(Records from a data collection)

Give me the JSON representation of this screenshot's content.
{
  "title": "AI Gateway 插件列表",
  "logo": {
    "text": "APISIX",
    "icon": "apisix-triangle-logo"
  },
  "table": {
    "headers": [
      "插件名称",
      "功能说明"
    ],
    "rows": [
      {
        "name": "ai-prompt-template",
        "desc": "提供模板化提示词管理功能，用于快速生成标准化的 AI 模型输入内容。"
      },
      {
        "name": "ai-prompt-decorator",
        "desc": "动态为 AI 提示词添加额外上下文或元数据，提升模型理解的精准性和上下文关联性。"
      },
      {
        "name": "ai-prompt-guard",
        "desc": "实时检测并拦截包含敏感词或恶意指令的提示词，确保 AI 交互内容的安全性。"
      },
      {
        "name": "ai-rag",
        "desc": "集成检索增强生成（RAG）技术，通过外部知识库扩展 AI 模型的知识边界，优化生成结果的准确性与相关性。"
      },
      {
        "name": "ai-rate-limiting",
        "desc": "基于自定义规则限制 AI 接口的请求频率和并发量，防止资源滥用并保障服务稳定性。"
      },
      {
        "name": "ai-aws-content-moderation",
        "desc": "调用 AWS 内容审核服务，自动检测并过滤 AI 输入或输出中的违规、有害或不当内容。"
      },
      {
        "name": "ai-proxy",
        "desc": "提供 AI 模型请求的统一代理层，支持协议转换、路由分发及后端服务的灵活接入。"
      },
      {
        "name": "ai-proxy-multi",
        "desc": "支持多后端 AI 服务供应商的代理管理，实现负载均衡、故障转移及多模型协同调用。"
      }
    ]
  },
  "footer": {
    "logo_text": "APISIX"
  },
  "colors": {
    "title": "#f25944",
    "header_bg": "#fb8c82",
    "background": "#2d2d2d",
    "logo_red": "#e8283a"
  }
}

Aim of the exercise: Output every entry shown above, exactly.

Written solution:
Give me the JSON representation of this screenshot's content.
{
  "title": "AI Gateway 插件列表",
  "logo": {
    "text": "APISIX",
    "icon": "apisix-triangle-logo"
  },
  "table": {
    "headers": [
      "插件名称",
      "功能说明"
    ],
    "rows": [
      {
        "name": "ai-prompt-template",
        "desc": "提供模板化提示词管理功能，用于快速生成标准化的 AI 模型输入内容。"
      },
      {
        "name": "ai-prompt-decorator",
        "desc": "动态为 AI 提示词添加额外上下文或元数据，提升模型理解的精准性和上下文关联性。"
      },
      {
        "name": "ai-prompt-guard",
        "desc": "实时检测并拦截包含敏感词或恶意指令的提示词，确保 AI 交互内容的安全性。"
      },
      {
        "name": "ai-rag",
        "desc": "集成检索增强生成（RAG）技术，通过外部知识库扩展 AI 模型的知识边界，优化生成结果的准确性与相关性。"
      },
      {
        "name": "ai-rate-limiting",
        "desc": "基于自定义规则限制 AI 接口的请求频率和并发量，防止资源滥用并保障服务稳定性。"
      },
      {
        "name": "ai-aws-content-moderation",
        "desc": "调用 AWS 内容审核服务，自动检测并过滤 AI 输入或输出中的违规、有害或不当内容。"
      },
      {
        "name": "ai-proxy",
        "desc": "提供 AI 模型请求的统一代理层，支持协议转换、路由分发及后端服务的灵活接入。"
      },
      {
        "name": "ai-proxy-multi",
        "desc": "支持多后端 AI 服务供应商的代理管理，实现负载均衡、故障转移及多模型协同调用。"
      }
    ]
  },
  "footer": {
    "logo_text": "APISIX"
  },
  "colors": {
    "title": "#f25944",
    "header_bg": "#fb8c82",
    "background": "#2d2d2d",
    "logo_red": "#e8283a"
  }
}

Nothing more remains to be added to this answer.